WHAT IS ASKED:
Work through the material below and count the lines holding the word "speak"; give that count and nothing more.

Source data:
........

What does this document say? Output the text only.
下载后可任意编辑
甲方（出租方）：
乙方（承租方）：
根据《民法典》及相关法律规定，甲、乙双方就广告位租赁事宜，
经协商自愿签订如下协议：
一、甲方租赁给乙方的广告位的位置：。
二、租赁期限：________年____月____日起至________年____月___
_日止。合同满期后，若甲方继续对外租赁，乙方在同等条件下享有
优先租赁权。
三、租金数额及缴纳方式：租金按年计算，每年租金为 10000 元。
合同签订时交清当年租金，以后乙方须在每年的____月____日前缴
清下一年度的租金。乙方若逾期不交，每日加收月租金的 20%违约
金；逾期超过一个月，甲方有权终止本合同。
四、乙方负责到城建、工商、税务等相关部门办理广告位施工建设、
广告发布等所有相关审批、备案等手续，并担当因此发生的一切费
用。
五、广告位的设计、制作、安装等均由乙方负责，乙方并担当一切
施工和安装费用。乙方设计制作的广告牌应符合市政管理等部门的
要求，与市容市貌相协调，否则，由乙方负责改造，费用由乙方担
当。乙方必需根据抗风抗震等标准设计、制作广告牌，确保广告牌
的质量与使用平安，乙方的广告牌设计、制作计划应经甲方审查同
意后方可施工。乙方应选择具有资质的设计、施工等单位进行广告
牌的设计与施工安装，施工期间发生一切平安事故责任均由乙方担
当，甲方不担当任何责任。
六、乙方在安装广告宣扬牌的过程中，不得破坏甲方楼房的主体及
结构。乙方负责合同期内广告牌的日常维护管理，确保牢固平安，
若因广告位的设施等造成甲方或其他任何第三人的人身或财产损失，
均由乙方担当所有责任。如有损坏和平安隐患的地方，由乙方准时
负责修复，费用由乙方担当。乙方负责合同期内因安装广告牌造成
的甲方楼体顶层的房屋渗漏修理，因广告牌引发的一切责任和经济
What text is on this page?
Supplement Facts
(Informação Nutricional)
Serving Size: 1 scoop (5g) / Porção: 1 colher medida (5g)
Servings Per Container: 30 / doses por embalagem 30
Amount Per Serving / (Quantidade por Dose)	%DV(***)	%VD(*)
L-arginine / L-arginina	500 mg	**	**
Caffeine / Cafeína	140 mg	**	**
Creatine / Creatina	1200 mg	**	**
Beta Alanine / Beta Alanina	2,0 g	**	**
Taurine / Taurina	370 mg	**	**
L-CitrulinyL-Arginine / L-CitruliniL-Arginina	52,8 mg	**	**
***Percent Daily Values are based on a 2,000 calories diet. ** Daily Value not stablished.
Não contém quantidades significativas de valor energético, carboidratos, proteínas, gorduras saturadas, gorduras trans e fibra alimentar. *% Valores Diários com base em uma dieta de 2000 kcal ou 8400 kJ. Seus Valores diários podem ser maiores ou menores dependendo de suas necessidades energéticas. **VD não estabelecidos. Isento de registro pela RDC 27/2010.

........

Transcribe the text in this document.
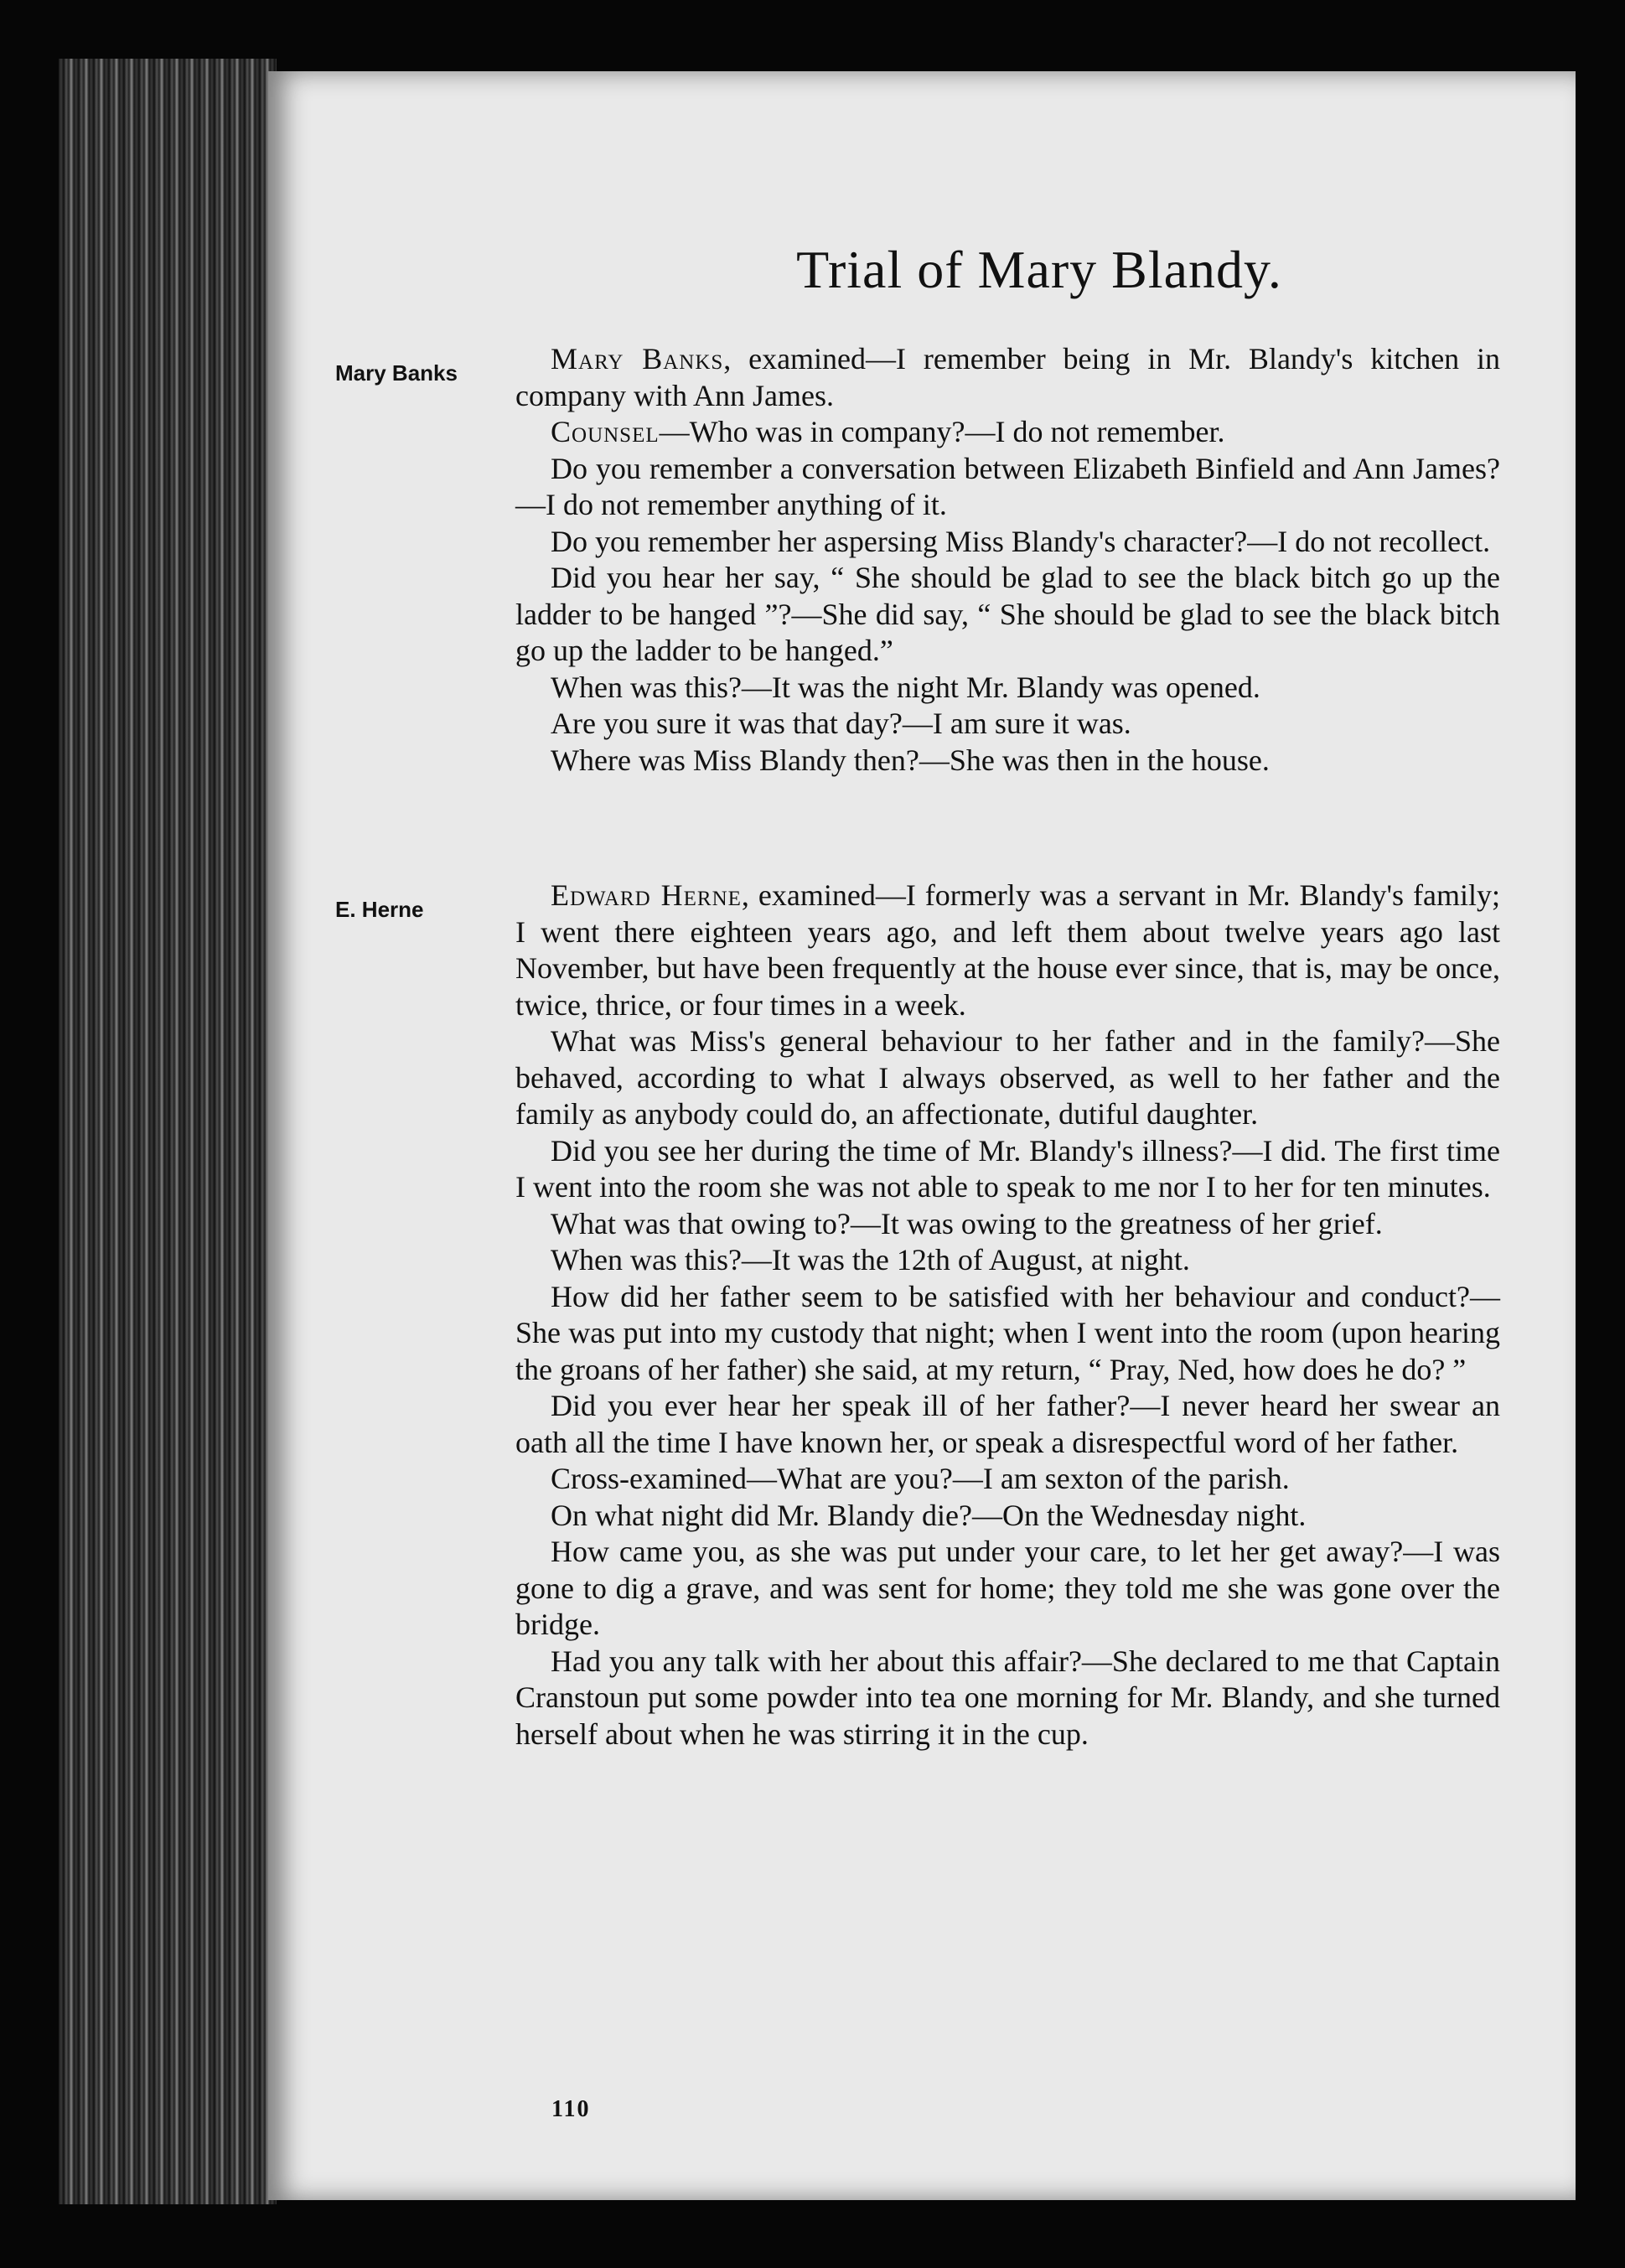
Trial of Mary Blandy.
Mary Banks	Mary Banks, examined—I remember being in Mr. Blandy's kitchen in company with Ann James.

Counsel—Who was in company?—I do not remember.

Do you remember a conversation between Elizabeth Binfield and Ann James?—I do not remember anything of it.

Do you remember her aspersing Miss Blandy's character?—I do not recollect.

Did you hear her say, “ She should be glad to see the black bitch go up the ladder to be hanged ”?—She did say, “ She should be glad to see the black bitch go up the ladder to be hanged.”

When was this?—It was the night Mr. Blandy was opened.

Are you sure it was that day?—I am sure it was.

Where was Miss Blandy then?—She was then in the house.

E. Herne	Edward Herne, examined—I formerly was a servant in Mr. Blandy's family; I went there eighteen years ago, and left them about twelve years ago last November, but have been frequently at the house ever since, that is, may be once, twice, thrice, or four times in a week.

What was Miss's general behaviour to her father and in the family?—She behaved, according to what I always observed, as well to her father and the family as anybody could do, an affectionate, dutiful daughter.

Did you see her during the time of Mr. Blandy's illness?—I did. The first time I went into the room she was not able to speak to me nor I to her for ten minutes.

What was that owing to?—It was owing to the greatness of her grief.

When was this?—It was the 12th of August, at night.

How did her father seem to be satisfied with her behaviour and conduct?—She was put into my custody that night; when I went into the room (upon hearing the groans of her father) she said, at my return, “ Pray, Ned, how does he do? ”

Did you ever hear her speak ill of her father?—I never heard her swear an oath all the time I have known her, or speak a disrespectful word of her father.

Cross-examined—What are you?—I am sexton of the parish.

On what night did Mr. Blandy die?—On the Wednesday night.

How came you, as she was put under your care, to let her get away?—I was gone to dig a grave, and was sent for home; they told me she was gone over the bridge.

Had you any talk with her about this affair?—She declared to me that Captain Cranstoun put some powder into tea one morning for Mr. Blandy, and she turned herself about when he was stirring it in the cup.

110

........

RESPONSE:
2